▸ **Given task**:
Locate each line with the string "this" in the listing below and copy it.

(Extracts from a graphics dataset)
────────────────

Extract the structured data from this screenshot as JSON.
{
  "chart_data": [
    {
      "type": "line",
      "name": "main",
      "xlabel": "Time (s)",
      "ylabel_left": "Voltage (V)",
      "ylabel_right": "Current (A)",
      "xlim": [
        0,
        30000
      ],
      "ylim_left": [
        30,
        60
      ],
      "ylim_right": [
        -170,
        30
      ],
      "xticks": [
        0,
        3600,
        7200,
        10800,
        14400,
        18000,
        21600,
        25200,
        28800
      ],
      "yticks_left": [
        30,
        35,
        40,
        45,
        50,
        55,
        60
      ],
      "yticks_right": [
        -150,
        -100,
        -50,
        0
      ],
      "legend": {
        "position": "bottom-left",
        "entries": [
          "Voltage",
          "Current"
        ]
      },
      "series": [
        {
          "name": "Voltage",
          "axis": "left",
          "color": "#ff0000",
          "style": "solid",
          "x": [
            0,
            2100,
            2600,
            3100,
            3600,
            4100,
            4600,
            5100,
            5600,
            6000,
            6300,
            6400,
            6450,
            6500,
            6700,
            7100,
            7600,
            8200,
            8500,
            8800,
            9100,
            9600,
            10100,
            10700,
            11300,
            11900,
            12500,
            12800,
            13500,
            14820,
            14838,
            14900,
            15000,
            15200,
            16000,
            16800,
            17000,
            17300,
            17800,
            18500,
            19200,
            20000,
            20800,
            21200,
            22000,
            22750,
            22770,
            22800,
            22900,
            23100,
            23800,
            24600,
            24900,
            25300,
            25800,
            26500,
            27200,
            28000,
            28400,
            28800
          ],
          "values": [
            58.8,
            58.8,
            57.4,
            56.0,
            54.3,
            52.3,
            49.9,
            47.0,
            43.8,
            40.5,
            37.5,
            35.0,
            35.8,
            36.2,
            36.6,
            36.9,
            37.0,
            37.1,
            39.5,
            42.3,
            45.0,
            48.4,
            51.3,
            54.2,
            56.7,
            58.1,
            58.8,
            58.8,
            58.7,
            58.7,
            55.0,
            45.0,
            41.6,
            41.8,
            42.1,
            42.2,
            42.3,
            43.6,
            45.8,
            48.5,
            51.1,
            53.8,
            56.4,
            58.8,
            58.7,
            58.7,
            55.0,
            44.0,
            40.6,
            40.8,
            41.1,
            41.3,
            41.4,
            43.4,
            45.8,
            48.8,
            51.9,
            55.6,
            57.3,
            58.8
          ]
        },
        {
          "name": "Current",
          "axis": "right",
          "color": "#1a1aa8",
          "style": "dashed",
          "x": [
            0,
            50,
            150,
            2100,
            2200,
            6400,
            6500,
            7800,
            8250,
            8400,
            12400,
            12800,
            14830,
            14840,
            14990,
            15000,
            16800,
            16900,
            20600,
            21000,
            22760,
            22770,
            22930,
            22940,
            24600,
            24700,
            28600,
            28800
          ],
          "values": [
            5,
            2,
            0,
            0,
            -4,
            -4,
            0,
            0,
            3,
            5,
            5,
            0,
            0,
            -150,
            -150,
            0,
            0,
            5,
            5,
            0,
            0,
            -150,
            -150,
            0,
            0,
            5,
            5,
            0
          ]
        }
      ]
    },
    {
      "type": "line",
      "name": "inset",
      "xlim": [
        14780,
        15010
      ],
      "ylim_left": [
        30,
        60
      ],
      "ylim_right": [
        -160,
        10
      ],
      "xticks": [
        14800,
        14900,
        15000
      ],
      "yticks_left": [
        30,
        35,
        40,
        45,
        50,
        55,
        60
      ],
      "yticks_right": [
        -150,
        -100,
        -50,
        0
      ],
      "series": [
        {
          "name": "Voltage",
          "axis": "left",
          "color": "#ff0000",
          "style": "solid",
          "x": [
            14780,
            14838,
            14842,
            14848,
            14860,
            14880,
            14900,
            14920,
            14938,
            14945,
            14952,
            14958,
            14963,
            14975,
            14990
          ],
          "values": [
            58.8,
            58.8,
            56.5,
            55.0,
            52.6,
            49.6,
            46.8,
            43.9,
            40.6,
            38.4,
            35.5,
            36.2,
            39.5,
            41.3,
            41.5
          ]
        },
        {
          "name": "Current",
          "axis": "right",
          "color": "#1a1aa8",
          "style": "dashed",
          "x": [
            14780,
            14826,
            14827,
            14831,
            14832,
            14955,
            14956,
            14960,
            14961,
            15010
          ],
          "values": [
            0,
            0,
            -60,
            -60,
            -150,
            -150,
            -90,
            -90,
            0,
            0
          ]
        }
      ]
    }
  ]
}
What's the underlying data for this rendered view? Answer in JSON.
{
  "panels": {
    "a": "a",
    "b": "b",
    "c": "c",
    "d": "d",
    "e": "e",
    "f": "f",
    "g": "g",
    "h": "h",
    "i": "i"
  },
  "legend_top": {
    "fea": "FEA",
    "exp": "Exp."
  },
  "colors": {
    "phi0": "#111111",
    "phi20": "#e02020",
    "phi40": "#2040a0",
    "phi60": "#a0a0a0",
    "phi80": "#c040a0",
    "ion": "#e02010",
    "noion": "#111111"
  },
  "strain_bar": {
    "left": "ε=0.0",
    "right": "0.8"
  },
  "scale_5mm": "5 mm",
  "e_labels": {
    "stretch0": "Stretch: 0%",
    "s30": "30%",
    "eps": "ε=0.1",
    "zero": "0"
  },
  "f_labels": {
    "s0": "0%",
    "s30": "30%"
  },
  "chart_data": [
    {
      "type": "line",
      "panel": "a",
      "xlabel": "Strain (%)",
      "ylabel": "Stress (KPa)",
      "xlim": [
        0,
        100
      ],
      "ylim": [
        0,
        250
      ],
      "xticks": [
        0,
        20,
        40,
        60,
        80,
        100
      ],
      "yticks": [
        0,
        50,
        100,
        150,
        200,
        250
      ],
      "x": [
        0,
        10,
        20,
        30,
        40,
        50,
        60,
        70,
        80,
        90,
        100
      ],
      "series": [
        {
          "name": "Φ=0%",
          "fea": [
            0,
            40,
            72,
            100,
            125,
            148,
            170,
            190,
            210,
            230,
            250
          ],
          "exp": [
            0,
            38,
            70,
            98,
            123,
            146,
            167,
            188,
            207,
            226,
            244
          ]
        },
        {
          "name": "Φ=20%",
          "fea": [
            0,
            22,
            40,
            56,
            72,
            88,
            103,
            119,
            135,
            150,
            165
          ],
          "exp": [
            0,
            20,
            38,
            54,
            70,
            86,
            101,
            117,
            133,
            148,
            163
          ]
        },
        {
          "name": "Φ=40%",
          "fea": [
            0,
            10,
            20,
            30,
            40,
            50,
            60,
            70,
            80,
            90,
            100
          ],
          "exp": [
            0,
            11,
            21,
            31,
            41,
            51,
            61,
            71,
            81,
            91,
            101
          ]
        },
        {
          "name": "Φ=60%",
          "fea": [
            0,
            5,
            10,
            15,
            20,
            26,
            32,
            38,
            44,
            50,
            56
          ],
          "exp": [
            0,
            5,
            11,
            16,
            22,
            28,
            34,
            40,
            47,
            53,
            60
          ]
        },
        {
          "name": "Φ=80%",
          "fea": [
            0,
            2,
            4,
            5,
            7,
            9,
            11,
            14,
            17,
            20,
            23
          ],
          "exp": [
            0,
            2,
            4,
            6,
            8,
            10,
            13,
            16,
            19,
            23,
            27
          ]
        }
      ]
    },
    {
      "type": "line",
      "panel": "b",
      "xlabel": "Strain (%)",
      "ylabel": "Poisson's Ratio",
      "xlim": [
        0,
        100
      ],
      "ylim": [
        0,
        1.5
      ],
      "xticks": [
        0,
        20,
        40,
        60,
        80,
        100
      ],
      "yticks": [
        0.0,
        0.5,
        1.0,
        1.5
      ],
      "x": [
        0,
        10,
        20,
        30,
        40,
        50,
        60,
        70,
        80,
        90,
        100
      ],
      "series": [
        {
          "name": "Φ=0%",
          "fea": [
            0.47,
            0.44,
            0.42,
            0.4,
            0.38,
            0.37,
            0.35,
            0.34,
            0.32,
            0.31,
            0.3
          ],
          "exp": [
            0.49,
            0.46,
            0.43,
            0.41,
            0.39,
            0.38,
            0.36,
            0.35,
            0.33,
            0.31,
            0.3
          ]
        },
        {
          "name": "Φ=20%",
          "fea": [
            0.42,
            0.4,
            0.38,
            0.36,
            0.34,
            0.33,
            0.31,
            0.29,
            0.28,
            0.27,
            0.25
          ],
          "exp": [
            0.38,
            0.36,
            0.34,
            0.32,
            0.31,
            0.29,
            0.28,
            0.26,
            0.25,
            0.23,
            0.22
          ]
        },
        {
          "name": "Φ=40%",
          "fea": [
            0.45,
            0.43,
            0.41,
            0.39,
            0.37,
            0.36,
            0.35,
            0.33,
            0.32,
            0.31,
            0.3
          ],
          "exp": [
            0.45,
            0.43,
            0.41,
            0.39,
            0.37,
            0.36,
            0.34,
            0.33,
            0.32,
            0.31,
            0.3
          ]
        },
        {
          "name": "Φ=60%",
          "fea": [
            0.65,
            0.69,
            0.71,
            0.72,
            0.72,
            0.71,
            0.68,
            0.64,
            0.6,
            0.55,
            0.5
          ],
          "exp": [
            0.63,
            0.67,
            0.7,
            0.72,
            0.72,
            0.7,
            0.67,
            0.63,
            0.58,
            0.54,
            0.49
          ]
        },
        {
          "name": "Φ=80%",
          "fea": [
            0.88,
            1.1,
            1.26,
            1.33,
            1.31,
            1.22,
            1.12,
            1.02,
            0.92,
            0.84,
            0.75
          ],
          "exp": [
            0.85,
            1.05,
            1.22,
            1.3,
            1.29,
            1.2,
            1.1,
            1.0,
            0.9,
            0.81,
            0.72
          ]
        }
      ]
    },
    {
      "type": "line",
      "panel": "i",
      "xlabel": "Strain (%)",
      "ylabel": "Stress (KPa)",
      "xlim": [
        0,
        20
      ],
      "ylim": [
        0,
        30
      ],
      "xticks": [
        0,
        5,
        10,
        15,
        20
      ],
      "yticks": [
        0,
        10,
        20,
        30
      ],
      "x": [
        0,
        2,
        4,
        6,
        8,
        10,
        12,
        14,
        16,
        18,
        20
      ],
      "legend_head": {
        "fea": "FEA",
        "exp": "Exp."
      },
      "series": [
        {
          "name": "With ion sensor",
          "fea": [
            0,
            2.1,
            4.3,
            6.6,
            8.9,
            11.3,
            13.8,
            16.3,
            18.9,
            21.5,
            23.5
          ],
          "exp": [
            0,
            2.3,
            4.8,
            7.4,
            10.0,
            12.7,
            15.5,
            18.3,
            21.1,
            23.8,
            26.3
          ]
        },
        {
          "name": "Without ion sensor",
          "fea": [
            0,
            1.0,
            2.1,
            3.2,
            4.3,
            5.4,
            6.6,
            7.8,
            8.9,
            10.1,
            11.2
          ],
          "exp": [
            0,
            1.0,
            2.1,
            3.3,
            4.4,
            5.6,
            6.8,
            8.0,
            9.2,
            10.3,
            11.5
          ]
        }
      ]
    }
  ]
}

────────────────

▸ **Solution**:
Extract the structured data from this screenshot as JSON.
What's the underlying data for this rendered view? Answer in JSON.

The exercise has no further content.